- WHAT NEEDS TO BE DONE: Look for the word "this" in the entries below, then copy every line that has it.

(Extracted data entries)
(begin)

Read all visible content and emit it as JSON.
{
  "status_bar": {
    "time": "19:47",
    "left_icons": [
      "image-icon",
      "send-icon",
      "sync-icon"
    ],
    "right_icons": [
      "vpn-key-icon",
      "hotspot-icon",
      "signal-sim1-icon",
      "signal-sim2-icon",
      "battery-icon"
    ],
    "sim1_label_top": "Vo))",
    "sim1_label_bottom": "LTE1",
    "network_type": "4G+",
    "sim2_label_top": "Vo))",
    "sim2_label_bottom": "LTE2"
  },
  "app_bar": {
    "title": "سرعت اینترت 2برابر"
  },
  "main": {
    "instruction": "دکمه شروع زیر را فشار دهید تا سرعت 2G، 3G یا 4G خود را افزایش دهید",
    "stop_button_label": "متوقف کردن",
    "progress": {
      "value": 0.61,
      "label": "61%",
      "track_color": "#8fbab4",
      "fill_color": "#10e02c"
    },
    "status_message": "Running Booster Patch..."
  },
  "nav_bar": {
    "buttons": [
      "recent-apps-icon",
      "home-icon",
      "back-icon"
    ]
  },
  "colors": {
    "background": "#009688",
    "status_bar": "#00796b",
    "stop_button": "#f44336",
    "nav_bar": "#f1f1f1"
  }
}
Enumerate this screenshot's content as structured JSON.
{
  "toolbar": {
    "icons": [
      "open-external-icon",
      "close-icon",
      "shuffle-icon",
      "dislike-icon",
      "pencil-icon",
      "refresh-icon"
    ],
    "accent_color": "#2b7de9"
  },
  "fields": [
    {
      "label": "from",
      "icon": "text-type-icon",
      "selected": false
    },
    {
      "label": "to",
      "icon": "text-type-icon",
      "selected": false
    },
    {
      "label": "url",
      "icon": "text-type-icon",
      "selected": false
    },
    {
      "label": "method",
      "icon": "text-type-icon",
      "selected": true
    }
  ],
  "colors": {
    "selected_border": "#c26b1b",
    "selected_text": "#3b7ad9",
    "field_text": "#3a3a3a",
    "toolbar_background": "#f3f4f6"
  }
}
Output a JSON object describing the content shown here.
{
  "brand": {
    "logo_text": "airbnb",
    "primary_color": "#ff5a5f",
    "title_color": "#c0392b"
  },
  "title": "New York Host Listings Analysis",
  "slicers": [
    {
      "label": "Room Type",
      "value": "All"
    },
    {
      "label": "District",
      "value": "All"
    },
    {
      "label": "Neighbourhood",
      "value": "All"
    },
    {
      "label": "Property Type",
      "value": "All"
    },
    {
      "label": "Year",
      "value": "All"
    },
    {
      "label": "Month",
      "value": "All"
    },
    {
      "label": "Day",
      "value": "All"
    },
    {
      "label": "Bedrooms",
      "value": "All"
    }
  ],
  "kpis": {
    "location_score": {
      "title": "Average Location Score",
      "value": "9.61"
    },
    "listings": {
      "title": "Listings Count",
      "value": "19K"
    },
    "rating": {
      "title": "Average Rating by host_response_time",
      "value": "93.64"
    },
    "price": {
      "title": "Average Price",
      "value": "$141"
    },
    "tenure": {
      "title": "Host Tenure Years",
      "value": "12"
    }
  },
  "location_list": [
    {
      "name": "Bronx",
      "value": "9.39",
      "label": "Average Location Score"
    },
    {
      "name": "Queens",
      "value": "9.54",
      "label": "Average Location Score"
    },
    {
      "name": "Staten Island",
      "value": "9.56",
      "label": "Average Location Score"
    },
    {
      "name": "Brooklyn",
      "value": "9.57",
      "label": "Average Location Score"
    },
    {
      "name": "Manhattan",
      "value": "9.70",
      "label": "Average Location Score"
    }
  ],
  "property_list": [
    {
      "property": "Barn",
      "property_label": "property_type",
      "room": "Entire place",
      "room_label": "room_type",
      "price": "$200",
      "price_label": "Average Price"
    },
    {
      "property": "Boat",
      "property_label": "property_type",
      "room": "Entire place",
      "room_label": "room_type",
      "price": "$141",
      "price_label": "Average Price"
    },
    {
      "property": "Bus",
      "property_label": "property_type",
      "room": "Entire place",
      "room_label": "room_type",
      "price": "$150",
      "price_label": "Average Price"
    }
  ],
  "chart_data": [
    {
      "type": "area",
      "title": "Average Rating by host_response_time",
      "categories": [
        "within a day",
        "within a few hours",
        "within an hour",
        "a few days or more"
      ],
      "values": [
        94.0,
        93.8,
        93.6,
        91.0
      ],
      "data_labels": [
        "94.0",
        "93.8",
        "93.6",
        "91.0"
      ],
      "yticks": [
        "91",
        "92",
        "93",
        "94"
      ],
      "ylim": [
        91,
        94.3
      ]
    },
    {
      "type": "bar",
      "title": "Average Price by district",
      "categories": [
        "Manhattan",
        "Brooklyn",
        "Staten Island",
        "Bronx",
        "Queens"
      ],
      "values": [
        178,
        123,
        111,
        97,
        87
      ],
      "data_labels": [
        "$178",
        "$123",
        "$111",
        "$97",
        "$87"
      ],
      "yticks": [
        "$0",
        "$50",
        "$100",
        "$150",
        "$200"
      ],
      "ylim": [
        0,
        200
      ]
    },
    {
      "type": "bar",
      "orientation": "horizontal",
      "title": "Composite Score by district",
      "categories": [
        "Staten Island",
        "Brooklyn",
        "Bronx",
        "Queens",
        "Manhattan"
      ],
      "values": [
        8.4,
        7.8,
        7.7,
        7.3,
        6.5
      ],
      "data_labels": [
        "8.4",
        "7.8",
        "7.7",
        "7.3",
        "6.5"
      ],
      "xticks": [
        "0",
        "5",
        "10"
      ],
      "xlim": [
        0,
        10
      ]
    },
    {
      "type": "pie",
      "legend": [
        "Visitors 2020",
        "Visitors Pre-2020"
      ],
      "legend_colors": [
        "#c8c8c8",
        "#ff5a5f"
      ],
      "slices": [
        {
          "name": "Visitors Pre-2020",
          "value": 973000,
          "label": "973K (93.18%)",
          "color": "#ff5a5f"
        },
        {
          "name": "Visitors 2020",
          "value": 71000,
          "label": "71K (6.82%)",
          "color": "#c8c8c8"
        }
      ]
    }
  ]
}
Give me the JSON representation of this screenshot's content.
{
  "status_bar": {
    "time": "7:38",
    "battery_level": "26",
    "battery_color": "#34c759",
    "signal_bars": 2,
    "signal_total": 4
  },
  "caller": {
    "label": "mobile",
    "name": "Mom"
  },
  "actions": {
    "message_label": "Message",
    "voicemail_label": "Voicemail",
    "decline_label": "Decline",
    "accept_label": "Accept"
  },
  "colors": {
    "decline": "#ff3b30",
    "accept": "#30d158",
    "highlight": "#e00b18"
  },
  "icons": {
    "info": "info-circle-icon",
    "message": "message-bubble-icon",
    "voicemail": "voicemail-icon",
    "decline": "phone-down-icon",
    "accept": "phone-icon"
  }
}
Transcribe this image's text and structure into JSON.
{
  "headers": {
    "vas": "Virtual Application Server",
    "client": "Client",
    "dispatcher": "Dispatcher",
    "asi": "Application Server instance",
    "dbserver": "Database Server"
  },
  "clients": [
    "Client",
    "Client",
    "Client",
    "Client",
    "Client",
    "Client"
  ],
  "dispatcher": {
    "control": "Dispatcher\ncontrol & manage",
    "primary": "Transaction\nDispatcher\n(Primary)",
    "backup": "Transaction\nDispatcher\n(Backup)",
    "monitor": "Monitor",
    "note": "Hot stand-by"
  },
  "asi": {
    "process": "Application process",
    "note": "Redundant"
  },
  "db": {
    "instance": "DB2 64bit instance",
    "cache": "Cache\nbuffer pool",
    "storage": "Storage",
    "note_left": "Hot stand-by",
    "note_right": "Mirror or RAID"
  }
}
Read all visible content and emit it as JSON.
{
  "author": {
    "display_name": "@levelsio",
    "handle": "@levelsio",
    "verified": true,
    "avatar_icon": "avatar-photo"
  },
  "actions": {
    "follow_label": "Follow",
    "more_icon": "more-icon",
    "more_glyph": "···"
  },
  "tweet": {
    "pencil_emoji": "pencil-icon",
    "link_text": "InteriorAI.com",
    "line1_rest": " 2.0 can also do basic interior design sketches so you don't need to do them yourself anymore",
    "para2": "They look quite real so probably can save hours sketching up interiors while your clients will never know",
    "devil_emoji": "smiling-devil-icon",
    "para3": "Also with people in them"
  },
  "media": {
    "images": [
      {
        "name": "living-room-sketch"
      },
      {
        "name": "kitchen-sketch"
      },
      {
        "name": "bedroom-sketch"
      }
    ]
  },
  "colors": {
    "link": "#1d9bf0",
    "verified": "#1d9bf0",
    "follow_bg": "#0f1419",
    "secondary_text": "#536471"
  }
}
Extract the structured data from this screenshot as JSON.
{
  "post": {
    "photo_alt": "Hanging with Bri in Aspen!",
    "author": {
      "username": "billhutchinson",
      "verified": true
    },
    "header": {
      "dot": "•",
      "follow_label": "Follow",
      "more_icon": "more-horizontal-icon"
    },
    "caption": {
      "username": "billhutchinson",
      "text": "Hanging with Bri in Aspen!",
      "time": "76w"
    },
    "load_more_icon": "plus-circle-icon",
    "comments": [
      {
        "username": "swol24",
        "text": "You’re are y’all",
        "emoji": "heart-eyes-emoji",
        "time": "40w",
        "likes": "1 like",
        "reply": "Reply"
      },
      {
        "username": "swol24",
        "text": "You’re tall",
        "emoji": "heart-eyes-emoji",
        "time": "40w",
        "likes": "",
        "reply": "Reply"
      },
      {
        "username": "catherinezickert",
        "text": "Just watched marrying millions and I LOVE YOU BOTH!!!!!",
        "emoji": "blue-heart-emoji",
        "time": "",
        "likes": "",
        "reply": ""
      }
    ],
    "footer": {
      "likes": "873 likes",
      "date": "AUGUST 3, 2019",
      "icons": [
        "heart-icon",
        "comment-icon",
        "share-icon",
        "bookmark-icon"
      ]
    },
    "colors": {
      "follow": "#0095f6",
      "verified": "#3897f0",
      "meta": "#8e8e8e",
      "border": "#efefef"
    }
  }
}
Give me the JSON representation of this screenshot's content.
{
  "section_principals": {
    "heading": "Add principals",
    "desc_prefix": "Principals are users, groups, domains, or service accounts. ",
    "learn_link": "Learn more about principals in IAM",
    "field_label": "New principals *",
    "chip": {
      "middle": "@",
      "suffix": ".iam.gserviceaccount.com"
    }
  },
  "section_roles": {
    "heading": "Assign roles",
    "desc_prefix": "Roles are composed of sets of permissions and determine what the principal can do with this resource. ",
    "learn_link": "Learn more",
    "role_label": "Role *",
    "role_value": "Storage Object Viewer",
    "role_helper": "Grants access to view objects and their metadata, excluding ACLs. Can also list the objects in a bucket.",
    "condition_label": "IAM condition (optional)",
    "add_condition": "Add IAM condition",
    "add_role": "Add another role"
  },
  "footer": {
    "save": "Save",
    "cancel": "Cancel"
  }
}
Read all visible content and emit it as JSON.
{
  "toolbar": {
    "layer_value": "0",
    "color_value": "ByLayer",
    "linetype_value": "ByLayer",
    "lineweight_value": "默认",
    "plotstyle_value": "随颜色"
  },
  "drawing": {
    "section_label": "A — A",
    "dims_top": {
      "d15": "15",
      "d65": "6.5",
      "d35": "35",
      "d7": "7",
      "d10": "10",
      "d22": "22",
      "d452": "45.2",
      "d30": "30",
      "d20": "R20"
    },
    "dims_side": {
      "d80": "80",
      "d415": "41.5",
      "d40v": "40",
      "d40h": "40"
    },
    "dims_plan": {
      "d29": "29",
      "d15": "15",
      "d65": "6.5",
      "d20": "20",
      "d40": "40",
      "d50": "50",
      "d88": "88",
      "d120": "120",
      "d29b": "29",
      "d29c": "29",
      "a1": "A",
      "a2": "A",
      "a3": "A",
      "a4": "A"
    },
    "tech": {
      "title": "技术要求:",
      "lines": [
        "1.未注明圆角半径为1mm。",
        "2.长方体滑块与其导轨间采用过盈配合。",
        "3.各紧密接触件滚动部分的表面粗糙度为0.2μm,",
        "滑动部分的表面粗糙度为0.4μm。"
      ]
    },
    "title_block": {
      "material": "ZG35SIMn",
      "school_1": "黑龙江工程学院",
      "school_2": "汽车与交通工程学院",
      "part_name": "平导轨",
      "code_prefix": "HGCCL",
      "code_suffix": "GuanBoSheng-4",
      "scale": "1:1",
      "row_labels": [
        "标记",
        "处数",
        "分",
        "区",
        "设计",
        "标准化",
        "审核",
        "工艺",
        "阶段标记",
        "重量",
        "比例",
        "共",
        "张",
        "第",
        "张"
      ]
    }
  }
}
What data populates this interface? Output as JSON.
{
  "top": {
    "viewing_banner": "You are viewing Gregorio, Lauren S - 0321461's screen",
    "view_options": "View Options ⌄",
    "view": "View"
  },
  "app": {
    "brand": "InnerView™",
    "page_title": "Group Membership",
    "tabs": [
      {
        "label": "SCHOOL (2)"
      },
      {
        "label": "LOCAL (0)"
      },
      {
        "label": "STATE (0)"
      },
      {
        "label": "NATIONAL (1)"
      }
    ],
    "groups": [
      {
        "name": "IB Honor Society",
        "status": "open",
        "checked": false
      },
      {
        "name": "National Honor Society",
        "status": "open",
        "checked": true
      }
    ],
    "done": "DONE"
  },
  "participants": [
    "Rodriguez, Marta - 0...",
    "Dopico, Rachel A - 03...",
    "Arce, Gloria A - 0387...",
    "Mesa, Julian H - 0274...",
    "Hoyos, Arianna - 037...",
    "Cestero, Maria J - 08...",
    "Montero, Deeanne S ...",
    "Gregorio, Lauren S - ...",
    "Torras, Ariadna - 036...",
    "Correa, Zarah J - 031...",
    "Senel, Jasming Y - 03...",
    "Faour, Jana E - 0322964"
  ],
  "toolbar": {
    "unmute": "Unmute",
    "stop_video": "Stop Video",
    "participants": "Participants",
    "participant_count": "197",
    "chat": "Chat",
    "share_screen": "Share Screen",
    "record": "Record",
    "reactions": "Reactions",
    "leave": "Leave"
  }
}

(end)

- CORRECT ANSWER:
Enumerate this screenshot's content as structured JSON.
Give me the JSON representation of this screenshot's content.
Transcribe this image's text and structure into JSON.
Extract the structured data from this screenshot as JSON.
Give me the JSON representation of this screenshot's content.
    "desc_prefix": "Roles are composed of sets of permissions and determine what the principal can do with this resource. ",
What data populates this interface? Output as JSON.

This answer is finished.